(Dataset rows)
==*==
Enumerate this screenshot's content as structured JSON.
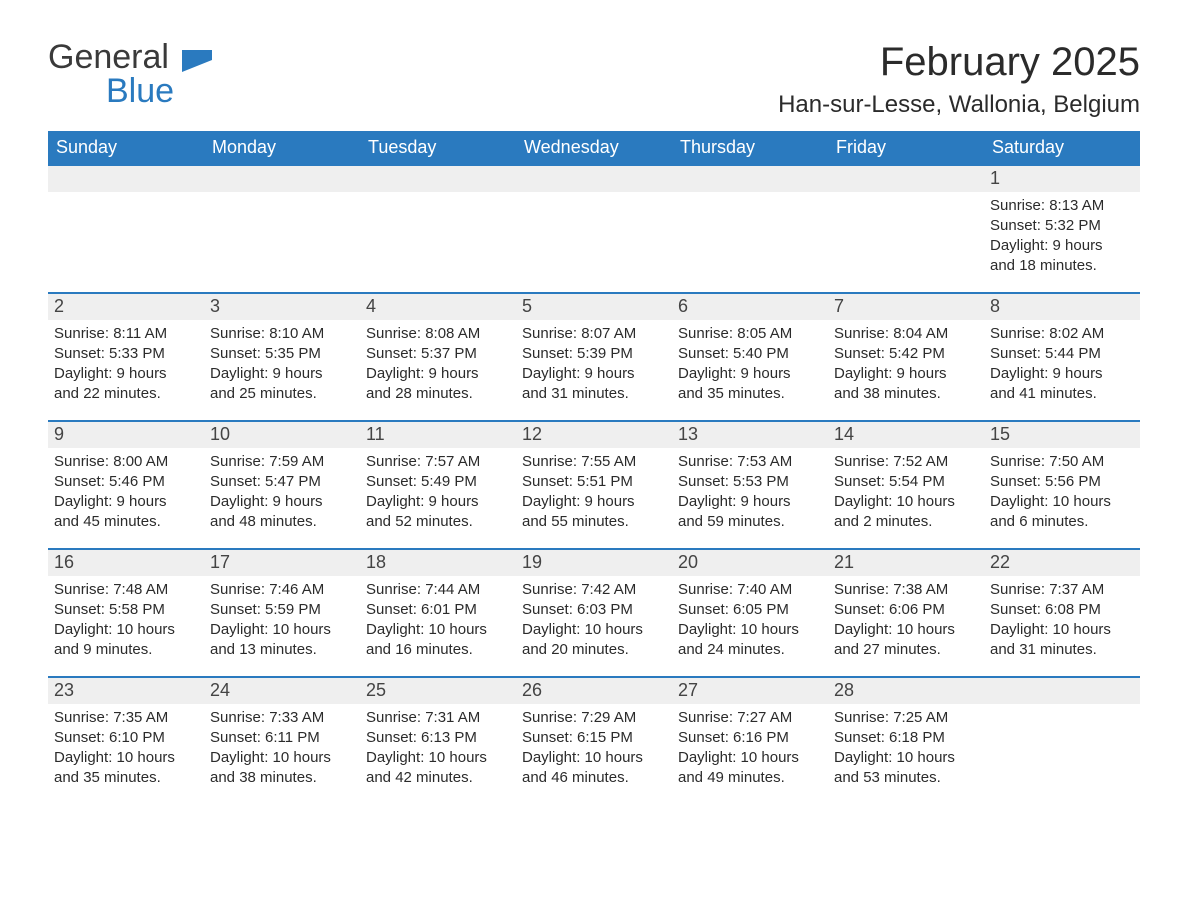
{
  "logo": {
    "general": "General",
    "blue": "Blue"
  },
  "header": {
    "month_title": "February 2025",
    "location": "Han-sur-Lesse, Wallonia, Belgium"
  },
  "colors": {
    "brand_blue": "#2a7abf",
    "header_row_bg": "#2a7abf",
    "header_row_text": "#ffffff",
    "daynum_bg": "#efefef",
    "daynum_border": "#2a7abf",
    "text": "#2b2b2b",
    "background": "#ffffff"
  },
  "typography": {
    "month_title_size": 40,
    "location_size": 24,
    "header_cell_size": 18,
    "daynum_size": 18,
    "body_size": 15
  },
  "weekdays": [
    "Sunday",
    "Monday",
    "Tuesday",
    "Wednesday",
    "Thursday",
    "Friday",
    "Saturday"
  ],
  "weeks": [
    [
      {
        "blank": true
      },
      {
        "blank": true
      },
      {
        "blank": true
      },
      {
        "blank": true
      },
      {
        "blank": true
      },
      {
        "blank": true
      },
      {
        "day": "1",
        "sunrise": "Sunrise: 8:13 AM",
        "sunset": "Sunset: 5:32 PM",
        "daylight1": "Daylight: 9 hours",
        "daylight2": "and 18 minutes."
      }
    ],
    [
      {
        "day": "2",
        "sunrise": "Sunrise: 8:11 AM",
        "sunset": "Sunset: 5:33 PM",
        "daylight1": "Daylight: 9 hours",
        "daylight2": "and 22 minutes."
      },
      {
        "day": "3",
        "sunrise": "Sunrise: 8:10 AM",
        "sunset": "Sunset: 5:35 PM",
        "daylight1": "Daylight: 9 hours",
        "daylight2": "and 25 minutes."
      },
      {
        "day": "4",
        "sunrise": "Sunrise: 8:08 AM",
        "sunset": "Sunset: 5:37 PM",
        "daylight1": "Daylight: 9 hours",
        "daylight2": "and 28 minutes."
      },
      {
        "day": "5",
        "sunrise": "Sunrise: 8:07 AM",
        "sunset": "Sunset: 5:39 PM",
        "daylight1": "Daylight: 9 hours",
        "daylight2": "and 31 minutes."
      },
      {
        "day": "6",
        "sunrise": "Sunrise: 8:05 AM",
        "sunset": "Sunset: 5:40 PM",
        "daylight1": "Daylight: 9 hours",
        "daylight2": "and 35 minutes."
      },
      {
        "day": "7",
        "sunrise": "Sunrise: 8:04 AM",
        "sunset": "Sunset: 5:42 PM",
        "daylight1": "Daylight: 9 hours",
        "daylight2": "and 38 minutes."
      },
      {
        "day": "8",
        "sunrise": "Sunrise: 8:02 AM",
        "sunset": "Sunset: 5:44 PM",
        "daylight1": "Daylight: 9 hours",
        "daylight2": "and 41 minutes."
      }
    ],
    [
      {
        "day": "9",
        "sunrise": "Sunrise: 8:00 AM",
        "sunset": "Sunset: 5:46 PM",
        "daylight1": "Daylight: 9 hours",
        "daylight2": "and 45 minutes."
      },
      {
        "day": "10",
        "sunrise": "Sunrise: 7:59 AM",
        "sunset": "Sunset: 5:47 PM",
        "daylight1": "Daylight: 9 hours",
        "daylight2": "and 48 minutes."
      },
      {
        "day": "11",
        "sunrise": "Sunrise: 7:57 AM",
        "sunset": "Sunset: 5:49 PM",
        "daylight1": "Daylight: 9 hours",
        "daylight2": "and 52 minutes."
      },
      {
        "day": "12",
        "sunrise": "Sunrise: 7:55 AM",
        "sunset": "Sunset: 5:51 PM",
        "daylight1": "Daylight: 9 hours",
        "daylight2": "and 55 minutes."
      },
      {
        "day": "13",
        "sunrise": "Sunrise: 7:53 AM",
        "sunset": "Sunset: 5:53 PM",
        "daylight1": "Daylight: 9 hours",
        "daylight2": "and 59 minutes."
      },
      {
        "day": "14",
        "sunrise": "Sunrise: 7:52 AM",
        "sunset": "Sunset: 5:54 PM",
        "daylight1": "Daylight: 10 hours",
        "daylight2": "and 2 minutes."
      },
      {
        "day": "15",
        "sunrise": "Sunrise: 7:50 AM",
        "sunset": "Sunset: 5:56 PM",
        "daylight1": "Daylight: 10 hours",
        "daylight2": "and 6 minutes."
      }
    ],
    [
      {
        "day": "16",
        "sunrise": "Sunrise: 7:48 AM",
        "sunset": "Sunset: 5:58 PM",
        "daylight1": "Daylight: 10 hours",
        "daylight2": "and 9 minutes."
      },
      {
        "day": "17",
        "sunrise": "Sunrise: 7:46 AM",
        "sunset": "Sunset: 5:59 PM",
        "daylight1": "Daylight: 10 hours",
        "daylight2": "and 13 minutes."
      },
      {
        "day": "18",
        "sunrise": "Sunrise: 7:44 AM",
        "sunset": "Sunset: 6:01 PM",
        "daylight1": "Daylight: 10 hours",
        "daylight2": "and 16 minutes."
      },
      {
        "day": "19",
        "sunrise": "Sunrise: 7:42 AM",
        "sunset": "Sunset: 6:03 PM",
        "daylight1": "Daylight: 10 hours",
        "daylight2": "and 20 minutes."
      },
      {
        "day": "20",
        "sunrise": "Sunrise: 7:40 AM",
        "sunset": "Sunset: 6:05 PM",
        "daylight1": "Daylight: 10 hours",
        "daylight2": "and 24 minutes."
      },
      {
        "day": "21",
        "sunrise": "Sunrise: 7:38 AM",
        "sunset": "Sunset: 6:06 PM",
        "daylight1": "Daylight: 10 hours",
        "daylight2": "and 27 minutes."
      },
      {
        "day": "22",
        "sunrise": "Sunrise: 7:37 AM",
        "sunset": "Sunset: 6:08 PM",
        "daylight1": "Daylight: 10 hours",
        "daylight2": "and 31 minutes."
      }
    ],
    [
      {
        "day": "23",
        "sunrise": "Sunrise: 7:35 AM",
        "sunset": "Sunset: 6:10 PM",
        "daylight1": "Daylight: 10 hours",
        "daylight2": "and 35 minutes."
      },
      {
        "day": "24",
        "sunrise": "Sunrise: 7:33 AM",
        "sunset": "Sunset: 6:11 PM",
        "daylight1": "Daylight: 10 hours",
        "daylight2": "and 38 minutes."
      },
      {
        "day": "25",
        "sunrise": "Sunrise: 7:31 AM",
        "sunset": "Sunset: 6:13 PM",
        "daylight1": "Daylight: 10 hours",
        "daylight2": "and 42 minutes."
      },
      {
        "day": "26",
        "sunrise": "Sunrise: 7:29 AM",
        "sunset": "Sunset: 6:15 PM",
        "daylight1": "Daylight: 10 hours",
        "daylight2": "and 46 minutes."
      },
      {
        "day": "27",
        "sunrise": "Sunrise: 7:27 AM",
        "sunset": "Sunset: 6:16 PM",
        "daylight1": "Daylight: 10 hours",
        "daylight2": "and 49 minutes."
      },
      {
        "day": "28",
        "sunrise": "Sunrise: 7:25 AM",
        "sunset": "Sunset: 6:18 PM",
        "daylight1": "Daylight: 10 hours",
        "daylight2": "and 53 minutes."
      },
      {
        "blank": true
      }
    ]
  ]
}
==*==
• [Do this]:
Check all the records above and select each line where the string "ffffff" is found.

• [Exercise answer]:
    "header_row_text": "#ffffff",
    "background": "#ffffff"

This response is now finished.